— START OF GIVEN INFORMATION —

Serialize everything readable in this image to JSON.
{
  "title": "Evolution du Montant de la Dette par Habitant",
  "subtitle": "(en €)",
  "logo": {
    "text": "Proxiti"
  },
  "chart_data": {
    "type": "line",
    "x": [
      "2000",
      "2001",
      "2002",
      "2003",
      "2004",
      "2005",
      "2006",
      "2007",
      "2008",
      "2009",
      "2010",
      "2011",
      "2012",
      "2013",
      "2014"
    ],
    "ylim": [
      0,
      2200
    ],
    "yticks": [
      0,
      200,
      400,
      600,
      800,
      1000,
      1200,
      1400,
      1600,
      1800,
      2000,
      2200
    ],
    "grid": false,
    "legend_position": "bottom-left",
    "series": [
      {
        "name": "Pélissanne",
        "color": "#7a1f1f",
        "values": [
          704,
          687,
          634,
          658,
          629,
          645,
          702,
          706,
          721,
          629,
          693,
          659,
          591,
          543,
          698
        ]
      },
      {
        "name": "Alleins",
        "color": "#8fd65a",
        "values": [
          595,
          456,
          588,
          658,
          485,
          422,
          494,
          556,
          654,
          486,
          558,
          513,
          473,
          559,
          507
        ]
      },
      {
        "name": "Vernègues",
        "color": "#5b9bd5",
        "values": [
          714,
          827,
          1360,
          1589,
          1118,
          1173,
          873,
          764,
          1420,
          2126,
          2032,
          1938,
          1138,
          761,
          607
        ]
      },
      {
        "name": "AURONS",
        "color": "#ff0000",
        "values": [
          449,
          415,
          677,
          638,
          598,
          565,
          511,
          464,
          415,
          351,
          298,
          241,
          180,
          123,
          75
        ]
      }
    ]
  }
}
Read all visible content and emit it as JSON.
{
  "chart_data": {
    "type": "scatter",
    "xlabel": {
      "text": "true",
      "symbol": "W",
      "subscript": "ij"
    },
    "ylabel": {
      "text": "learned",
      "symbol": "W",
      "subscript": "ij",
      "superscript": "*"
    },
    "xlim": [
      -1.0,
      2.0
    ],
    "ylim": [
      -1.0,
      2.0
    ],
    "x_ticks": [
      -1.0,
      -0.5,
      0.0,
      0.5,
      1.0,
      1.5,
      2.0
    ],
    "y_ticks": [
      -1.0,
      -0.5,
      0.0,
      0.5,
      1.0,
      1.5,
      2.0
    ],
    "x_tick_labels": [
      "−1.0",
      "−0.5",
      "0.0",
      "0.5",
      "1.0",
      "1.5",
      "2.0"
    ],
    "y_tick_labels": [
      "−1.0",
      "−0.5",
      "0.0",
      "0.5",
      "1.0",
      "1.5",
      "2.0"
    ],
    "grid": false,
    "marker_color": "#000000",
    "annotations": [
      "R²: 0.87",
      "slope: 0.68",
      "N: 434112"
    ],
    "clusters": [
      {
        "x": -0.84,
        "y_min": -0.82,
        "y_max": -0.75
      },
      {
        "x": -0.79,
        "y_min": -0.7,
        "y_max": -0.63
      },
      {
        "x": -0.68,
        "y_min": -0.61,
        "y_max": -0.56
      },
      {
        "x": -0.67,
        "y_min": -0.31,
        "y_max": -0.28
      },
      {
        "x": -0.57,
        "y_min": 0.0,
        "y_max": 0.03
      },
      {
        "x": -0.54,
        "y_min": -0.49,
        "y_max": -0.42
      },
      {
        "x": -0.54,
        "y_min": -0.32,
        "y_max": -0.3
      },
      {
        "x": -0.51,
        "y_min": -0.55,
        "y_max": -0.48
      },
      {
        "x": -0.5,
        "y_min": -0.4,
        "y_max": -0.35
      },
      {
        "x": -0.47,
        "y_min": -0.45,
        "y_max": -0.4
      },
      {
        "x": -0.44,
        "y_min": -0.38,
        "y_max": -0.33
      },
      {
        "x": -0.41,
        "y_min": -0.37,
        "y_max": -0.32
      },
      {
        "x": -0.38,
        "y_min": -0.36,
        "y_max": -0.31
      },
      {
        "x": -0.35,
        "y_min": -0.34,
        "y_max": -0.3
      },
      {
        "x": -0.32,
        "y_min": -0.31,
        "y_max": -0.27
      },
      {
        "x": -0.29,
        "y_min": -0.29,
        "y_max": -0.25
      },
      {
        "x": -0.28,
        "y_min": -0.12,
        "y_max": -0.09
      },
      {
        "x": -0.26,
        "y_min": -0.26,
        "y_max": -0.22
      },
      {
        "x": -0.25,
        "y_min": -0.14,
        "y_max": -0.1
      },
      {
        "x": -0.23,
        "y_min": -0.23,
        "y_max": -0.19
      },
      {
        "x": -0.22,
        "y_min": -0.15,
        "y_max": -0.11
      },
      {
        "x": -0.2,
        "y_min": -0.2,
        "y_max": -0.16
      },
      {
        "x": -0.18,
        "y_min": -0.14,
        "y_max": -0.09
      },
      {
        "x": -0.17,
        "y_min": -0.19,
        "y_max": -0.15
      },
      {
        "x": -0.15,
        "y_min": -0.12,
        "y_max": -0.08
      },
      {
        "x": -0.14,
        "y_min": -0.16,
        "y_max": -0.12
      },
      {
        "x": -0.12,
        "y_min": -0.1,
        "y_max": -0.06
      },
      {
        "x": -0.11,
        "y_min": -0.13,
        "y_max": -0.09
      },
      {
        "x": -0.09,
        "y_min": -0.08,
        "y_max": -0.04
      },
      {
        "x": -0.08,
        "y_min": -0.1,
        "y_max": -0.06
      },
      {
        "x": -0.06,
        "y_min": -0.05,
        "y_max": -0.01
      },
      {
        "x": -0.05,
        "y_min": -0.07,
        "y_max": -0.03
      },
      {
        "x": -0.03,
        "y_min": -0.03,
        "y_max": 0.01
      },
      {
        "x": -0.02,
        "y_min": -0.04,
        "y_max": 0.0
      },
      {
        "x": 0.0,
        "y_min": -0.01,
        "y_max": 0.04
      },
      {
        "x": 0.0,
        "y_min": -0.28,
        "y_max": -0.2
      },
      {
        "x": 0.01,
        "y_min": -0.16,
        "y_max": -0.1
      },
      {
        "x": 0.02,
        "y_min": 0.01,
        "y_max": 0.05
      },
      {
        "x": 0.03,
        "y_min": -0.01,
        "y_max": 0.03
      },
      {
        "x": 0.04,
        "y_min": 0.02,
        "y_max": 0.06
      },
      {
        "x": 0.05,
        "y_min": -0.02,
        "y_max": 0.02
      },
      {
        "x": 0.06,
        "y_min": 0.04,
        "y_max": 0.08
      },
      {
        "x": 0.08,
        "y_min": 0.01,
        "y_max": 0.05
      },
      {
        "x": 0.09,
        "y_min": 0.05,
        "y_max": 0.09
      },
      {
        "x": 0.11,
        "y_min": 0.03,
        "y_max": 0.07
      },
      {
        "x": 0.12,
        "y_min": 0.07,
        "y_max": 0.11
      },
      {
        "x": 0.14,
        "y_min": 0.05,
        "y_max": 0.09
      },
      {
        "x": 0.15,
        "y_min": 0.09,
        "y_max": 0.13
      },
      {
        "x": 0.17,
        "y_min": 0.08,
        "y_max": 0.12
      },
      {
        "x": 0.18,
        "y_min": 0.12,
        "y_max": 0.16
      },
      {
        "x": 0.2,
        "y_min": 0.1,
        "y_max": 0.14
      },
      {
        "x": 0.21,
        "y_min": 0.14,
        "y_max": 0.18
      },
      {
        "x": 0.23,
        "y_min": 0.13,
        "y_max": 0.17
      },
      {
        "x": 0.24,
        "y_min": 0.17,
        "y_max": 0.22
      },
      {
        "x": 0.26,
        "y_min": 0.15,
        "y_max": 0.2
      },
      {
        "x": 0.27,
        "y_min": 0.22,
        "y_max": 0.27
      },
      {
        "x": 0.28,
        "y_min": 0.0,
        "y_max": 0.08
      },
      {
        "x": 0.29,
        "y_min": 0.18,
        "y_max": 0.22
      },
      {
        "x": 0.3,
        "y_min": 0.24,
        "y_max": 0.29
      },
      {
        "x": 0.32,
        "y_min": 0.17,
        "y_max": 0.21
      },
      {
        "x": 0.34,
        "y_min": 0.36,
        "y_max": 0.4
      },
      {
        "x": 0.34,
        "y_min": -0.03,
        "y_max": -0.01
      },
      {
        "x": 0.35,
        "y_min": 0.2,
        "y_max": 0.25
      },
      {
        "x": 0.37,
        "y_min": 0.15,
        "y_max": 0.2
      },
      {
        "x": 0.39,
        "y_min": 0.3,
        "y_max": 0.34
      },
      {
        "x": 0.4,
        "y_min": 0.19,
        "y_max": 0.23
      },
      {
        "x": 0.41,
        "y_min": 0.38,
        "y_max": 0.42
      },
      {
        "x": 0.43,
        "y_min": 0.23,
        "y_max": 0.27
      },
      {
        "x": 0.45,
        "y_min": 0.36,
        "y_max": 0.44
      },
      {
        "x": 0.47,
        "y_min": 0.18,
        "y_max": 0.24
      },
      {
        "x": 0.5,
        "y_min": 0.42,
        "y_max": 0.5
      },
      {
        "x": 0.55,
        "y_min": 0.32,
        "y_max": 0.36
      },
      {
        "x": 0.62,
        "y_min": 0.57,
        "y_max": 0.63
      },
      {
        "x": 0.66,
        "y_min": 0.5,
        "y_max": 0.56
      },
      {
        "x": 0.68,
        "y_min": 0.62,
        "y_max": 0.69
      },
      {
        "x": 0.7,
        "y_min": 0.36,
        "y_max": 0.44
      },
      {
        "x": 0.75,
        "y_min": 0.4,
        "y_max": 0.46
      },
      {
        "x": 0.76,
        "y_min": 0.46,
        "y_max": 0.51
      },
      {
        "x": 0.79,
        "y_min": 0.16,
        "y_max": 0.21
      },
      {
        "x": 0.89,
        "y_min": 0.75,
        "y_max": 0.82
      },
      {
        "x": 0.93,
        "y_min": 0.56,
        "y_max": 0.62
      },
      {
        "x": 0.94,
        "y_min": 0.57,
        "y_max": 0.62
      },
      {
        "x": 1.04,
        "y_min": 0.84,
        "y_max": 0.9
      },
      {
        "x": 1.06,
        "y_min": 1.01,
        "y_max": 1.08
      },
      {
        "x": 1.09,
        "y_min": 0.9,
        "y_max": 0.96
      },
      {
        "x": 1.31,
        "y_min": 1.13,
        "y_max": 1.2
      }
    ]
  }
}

— END OF GIVEN INFORMATION —

GIVEN REQUEST :: Count the lines above in which the word "JSON" appears, then state only that count.

FULL ANSWER :: 2